§ **EXERCISE**:
From the entries below, copy every line holding the word "动漫设计网".

***** DATA *****

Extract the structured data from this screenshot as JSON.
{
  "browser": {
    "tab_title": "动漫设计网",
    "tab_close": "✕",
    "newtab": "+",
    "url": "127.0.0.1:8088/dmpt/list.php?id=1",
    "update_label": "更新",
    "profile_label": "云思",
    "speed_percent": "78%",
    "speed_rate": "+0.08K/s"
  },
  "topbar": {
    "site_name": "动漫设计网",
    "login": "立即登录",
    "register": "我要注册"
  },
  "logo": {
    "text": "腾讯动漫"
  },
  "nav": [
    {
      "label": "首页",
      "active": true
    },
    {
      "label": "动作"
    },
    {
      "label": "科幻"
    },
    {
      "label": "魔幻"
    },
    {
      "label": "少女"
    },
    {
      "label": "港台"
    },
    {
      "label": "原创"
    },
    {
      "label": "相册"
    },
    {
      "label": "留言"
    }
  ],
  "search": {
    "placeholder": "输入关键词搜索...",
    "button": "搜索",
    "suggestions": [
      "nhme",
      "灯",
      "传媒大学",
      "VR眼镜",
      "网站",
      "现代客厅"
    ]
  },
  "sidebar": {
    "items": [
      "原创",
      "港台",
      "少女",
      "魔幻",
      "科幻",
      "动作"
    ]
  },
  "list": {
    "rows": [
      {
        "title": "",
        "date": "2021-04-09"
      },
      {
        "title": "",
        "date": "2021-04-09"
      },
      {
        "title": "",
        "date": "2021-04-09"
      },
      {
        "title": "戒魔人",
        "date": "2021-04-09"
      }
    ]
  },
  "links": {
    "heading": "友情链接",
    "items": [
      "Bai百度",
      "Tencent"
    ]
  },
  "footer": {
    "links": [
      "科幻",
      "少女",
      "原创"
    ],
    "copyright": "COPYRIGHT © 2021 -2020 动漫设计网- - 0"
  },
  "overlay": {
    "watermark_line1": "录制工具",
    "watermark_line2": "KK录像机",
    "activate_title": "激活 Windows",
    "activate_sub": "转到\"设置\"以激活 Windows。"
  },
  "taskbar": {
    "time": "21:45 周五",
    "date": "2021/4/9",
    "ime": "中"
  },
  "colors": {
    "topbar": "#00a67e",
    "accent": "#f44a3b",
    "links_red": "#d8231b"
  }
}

*****

§ **RESULT FOR THIS EXERCISE**:
    "tab_title": "动漫设计网",
    "site_name": "动漫设计网",
    "copyright": "COPYRIGHT © 2021 -2020 动漫设计网- - 0"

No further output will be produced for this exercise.